[Data entries for graphics]
================================

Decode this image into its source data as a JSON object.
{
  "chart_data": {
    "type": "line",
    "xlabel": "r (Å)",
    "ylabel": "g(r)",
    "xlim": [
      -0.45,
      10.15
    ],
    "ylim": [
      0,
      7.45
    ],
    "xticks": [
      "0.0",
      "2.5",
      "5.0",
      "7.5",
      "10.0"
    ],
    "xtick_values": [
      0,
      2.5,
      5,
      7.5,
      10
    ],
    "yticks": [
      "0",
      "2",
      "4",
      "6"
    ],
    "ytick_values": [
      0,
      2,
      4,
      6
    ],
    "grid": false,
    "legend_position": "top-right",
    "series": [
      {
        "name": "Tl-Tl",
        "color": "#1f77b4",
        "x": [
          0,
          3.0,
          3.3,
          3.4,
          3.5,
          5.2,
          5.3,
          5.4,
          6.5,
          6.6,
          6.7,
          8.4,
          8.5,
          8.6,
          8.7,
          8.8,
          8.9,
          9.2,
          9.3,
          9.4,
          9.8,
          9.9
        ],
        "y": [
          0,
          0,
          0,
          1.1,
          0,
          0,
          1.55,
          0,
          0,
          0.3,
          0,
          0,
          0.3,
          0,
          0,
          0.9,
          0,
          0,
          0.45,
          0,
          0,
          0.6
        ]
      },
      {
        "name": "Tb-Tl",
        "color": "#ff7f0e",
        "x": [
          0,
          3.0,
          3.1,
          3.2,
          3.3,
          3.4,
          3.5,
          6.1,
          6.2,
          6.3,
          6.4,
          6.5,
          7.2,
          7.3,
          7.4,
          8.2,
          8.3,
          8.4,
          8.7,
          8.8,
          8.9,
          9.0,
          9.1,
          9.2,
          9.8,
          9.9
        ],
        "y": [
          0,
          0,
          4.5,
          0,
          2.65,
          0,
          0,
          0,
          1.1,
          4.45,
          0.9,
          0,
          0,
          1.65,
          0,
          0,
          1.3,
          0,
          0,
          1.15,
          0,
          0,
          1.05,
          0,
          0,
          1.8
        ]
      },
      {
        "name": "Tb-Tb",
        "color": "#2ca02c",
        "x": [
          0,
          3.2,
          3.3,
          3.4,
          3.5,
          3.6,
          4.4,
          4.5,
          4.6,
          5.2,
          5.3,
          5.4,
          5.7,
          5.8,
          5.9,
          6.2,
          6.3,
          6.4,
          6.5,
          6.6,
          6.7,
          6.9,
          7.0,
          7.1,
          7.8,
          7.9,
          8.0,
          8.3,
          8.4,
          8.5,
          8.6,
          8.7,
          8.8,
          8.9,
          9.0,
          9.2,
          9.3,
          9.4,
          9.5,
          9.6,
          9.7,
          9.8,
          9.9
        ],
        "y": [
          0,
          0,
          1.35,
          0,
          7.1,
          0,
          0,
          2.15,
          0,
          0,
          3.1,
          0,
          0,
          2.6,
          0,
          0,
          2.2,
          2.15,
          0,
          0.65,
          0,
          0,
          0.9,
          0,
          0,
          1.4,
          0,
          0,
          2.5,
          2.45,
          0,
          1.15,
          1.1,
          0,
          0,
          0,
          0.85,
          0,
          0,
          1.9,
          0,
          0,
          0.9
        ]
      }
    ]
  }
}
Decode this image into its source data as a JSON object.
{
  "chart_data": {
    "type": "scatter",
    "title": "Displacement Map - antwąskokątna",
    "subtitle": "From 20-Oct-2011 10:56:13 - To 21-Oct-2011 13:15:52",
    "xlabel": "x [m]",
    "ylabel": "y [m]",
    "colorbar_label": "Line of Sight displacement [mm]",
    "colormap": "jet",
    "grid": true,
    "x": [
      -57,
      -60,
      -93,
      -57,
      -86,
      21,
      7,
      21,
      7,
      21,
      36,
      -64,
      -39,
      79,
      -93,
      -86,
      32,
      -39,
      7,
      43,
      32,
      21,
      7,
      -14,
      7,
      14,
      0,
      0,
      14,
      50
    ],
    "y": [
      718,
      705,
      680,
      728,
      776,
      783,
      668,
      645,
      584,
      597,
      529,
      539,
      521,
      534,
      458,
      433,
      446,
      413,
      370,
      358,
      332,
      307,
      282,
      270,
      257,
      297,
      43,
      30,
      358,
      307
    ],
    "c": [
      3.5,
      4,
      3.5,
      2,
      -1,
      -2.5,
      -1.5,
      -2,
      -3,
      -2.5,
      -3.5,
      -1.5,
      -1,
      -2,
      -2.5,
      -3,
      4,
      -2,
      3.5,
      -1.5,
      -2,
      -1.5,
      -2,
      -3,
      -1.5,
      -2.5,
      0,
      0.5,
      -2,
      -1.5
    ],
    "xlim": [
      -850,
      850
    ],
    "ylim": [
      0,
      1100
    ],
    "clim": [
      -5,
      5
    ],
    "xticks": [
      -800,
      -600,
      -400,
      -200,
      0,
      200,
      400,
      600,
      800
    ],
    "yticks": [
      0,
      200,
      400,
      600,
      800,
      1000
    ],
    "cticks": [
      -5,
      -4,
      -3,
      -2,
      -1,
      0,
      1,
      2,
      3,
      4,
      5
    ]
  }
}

================================

■ **TO BE DONE**
Each record above should be repeated exactly as it appears.

■ **SOLVED PROBLEM**
Decode this image into its source data as a JSON object.
{
  "chart_data": {
    "type": "line",
    "xlabel": "r (Å)",
    "ylabel": "g(r)",
    "xlim": [
      -0.45,
      10.15
    ],
    "ylim": [
      0,
      7.45
    ],
    "xticks": [
      "0.0",
      "2.5",
      "5.0",
      "7.5",
      "10.0"
    ],
    "xtick_values": [
      0,
      2.5,
      5,
      7.5,
      10
    ],
    "yticks": [
      "0",
      "2",
      "4",
      "6"
    ],
    "ytick_values": [
      0,
      2,
      4,
      6
    ],
    "grid": false,
    "legend_position": "top-right",
    "series": [
      {
        "name": "Tl-Tl",
        "color": "#1f77b4",
        "x": [
          0,
          3.0,
          3.3,
          3.4,
          3.5,
          5.2,
          5.3,
          5.4,
          6.5,
          6.6,
          6.7,
          8.4,
          8.5,
          8.6,
          8.7,
          8.8,
          8.9,
          9.2,
          9.3,
          9.4,
          9.8,
          9.9
        ],
        "y": [
          0,
          0,
          0,
          1.1,
          0,
          0,
          1.55,
          0,
          0,
          0.3,
          0,
          0,
          0.3,
          0,
          0,
          0.9,
          0,
          0,
          0.45,
          0,
          0,
          0.6
        ]
      },
      {
        "name": "Tb-Tl",
        "color": "#ff7f0e",
        "x": [
          0,
          3.0,
          3.1,
          3.2,
          3.3,
          3.4,
          3.5,
          6.1,
          6.2,
          6.3,
          6.4,
          6.5,
          7.2,
          7.3,
          7.4,
          8.2,
          8.3,
          8.4,
          8.7,
          8.8,
          8.9,
          9.0,
          9.1,
          9.2,
          9.8,
          9.9
        ],
        "y": [
          0,
          0,
          4.5,
          0,
          2.65,
          0,
          0,
          0,
          1.1,
          4.45,
          0.9,
          0,
          0,
          1.65,
          0,
          0,
          1.3,
          0,
          0,
          1.15,
          0,
          0,
          1.05,
          0,
          0,
          1.8
        ]
      },
      {
        "name": "Tb-Tb",
        "color": "#2ca02c",
        "x": [
          0,
          3.2,
          3.3,
          3.4,
          3.5,
          3.6,
          4.4,
          4.5,
          4.6,
          5.2,
          5.3,
          5.4,
          5.7,
          5.8,
          5.9,
          6.2,
          6.3,
          6.4,
          6.5,
          6.6,
          6.7,
          6.9,
          7.0,
          7.1,
          7.8,
          7.9,
          8.0,
          8.3,
          8.4,
          8.5,
          8.6,
          8.7,
          8.8,
          8.9,
          9.0,
          9.2,
          9.3,
          9.4,
          9.5,
          9.6,
          9.7,
          9.8,
          9.9
        ],
        "y": [
          0,
          0,
          1.35,
          0,
          7.1,
          0,
          0,
          2.15,
          0,
          0,
          3.1,
          0,
          0,
          2.6,
          0,
          0,
          2.2,
          2.15,
          0,
          0.65,
          0,
          0,
          0.9,
          0,
          0,
          1.4,
          0,
          0,
          2.5,
          2.45,
          0,
          1.15,
          1.1,
          0,
          0,
          0,
          0.85,
          0,
          0,
          1.9,
          0,
          0,
          0.9
        ]
      }
    ]
  }
}
Decode this image into its source data as a JSON object.
{
  "chart_data": {
    "type": "scatter",
    "title": "Displacement Map - antwąskokątna",
    "subtitle": "From 20-Oct-2011 10:56:13 - To 21-Oct-2011 13:15:52",
    "xlabel": "x [m]",
    "ylabel": "y [m]",
    "colorbar_label": "Line of Sight displacement [mm]",
    "colormap": "jet",
    "grid": true,
    "x": [
      -57,
      -60,
      -93,
      -57,
      -86,
      21,
      7,
      21,
      7,
      21,
      36,
      -64,
      -39,
      79,
      -93,
      -86,
      32,
      -39,
      7,
      43,
      32,
      21,
      7,
      -14,
      7,
      14,
      0,
      0,
      14,
      50
    ],
    "y": [
      718,
      705,
      680,
      728,
      776,
      783,
      668,
      645,
      584,
      597,
      529,
      539,
      521,
      534,
      458,
      433,
      446,
      413,
      370,
      358,
      332,
      307,
      282,
      270,
      257,
      297,
      43,
      30,
      358,
      307
    ],
    "c": [
      3.5,
      4,
      3.5,
      2,
      -1,
      -2.5,
      -1.5,
      -2,
      -3,
      -2.5,
      -3.5,
      -1.5,
      -1,
      -2,
      -2.5,
      -3,
      4,
      -2,
      3.5,
      -1.5,
      -2,
      -1.5,
      -2,
      -3,
      -1.5,
      -2.5,
      0,
      0.5,
      -2,
      -1.5
    ],
    "xlim": [
      -850,
      850
    ],
    "ylim": [
      0,
      1100
    ],
    "clim": [
      -5,
      5
    ],
    "xticks": [
      -800,
      -600,
      -400,
      -200,
      0,
      200,
      400,
      600,
      800
    ],
    "yticks": [
      0,
      200,
      400,
      600,
      800,
      1000
    ],
    "cticks": [
      -5,
      -4,
      -3,
      -2,
      -1,
      0,
      1,
      2,
      3,
      4,
      5
    ]
  }
}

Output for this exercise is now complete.